▶ _SOURCE DATA_:
────────
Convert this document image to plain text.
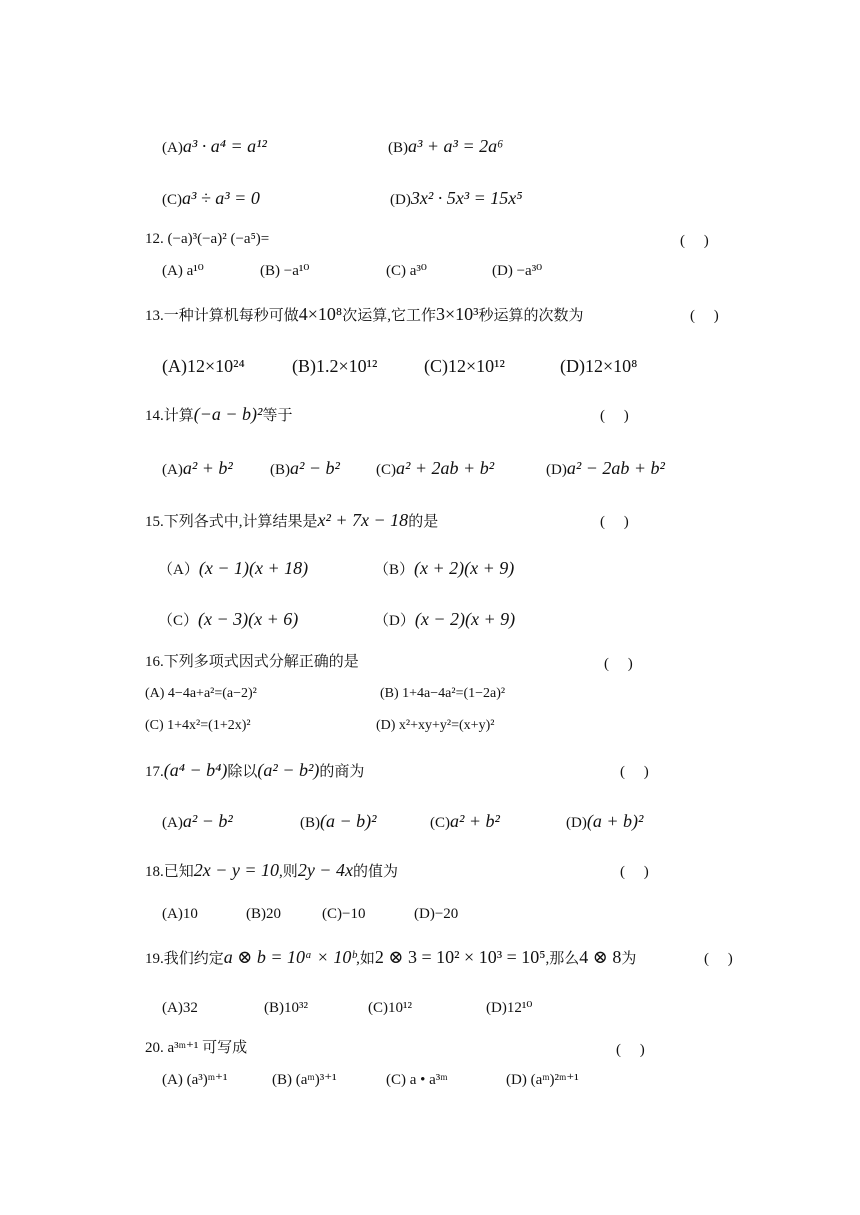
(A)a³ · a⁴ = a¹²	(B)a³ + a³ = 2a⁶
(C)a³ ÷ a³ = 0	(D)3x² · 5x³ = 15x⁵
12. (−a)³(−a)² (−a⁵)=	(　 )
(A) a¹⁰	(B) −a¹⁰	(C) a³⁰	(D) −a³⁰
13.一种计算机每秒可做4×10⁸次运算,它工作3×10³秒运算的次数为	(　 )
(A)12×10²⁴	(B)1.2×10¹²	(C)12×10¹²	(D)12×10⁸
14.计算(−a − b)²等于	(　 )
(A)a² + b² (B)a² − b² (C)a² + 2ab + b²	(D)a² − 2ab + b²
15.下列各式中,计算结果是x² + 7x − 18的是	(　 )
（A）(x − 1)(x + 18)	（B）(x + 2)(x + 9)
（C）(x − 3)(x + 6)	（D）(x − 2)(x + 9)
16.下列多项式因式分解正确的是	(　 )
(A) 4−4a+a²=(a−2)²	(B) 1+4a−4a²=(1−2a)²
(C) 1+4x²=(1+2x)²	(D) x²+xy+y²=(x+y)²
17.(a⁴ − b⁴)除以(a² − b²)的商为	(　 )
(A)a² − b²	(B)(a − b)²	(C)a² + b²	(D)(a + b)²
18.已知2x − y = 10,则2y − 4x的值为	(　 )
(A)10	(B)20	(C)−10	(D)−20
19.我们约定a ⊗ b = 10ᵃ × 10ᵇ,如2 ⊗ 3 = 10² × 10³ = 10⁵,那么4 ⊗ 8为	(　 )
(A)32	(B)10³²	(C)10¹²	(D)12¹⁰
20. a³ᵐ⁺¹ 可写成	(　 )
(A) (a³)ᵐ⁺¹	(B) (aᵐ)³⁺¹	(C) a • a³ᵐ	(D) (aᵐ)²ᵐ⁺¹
────────
▶ _WRITTEN REQUEST_:
Restate the data above word for word. Skip every picture.

▶ _RESULT OF THE EXERCISE_:
Convert this document image to plain text.
(A)a³ · a⁴ = a¹²	(B)a³ + a³ = 2a⁶
(C)a³ ÷ a³ = 0	(D)3x² · 5x³ = 15x⁵
12. (−a)³(−a)² (−a⁵)=	(　 )
(A) a¹⁰	(B) −a¹⁰	(C) a³⁰	(D) −a³⁰
13.一种计算机每秒可做4×10⁸次运算,它工作3×10³秒运算的次数为	(　 )
(A)12×10²⁴	(B)1.2×10¹²	(C)12×10¹²	(D)12×10⁸
14.计算(−a − b)²等于	(　 )
(A)a² + b² (B)a² − b² (C)a² + 2ab + b²	(D)a² − 2ab + b²
15.下列各式中,计算结果是x² + 7x − 18的是	(　 )
（A）(x − 1)(x + 18)	（B）(x + 2)(x + 9)
（C）(x − 3)(x + 6)	（D）(x − 2)(x + 9)
16.下列多项式因式分解正确的是	(　 )
(A) 4−4a+a²=(a−2)²	(B) 1+4a−4a²=(1−2a)²
(C) 1+4x²=(1+2x)²	(D) x²+xy+y²=(x+y)²
17.(a⁴ − b⁴)除以(a² − b²)的商为	(　 )
(A)a² − b²	(B)(a − b)²	(C)a² + b²	(D)(a + b)²
18.已知2x − y = 10,则2y − 4x的值为	(　 )
(A)10	(B)20	(C)−10	(D)−20
19.我们约定a ⊗ b = 10ᵃ × 10ᵇ,如2 ⊗ 3 = 10² × 10³ = 10⁵,那么4 ⊗ 8为	(　 )
(A)32	(B)10³²	(C)10¹²	(D)12¹⁰
20. a³ᵐ⁺¹ 可写成	(　 )
(A) (a³)ᵐ⁺¹	(B) (aᵐ)³⁺¹	(C) a • a³ᵐ	(D) (aᵐ)²ᵐ⁺¹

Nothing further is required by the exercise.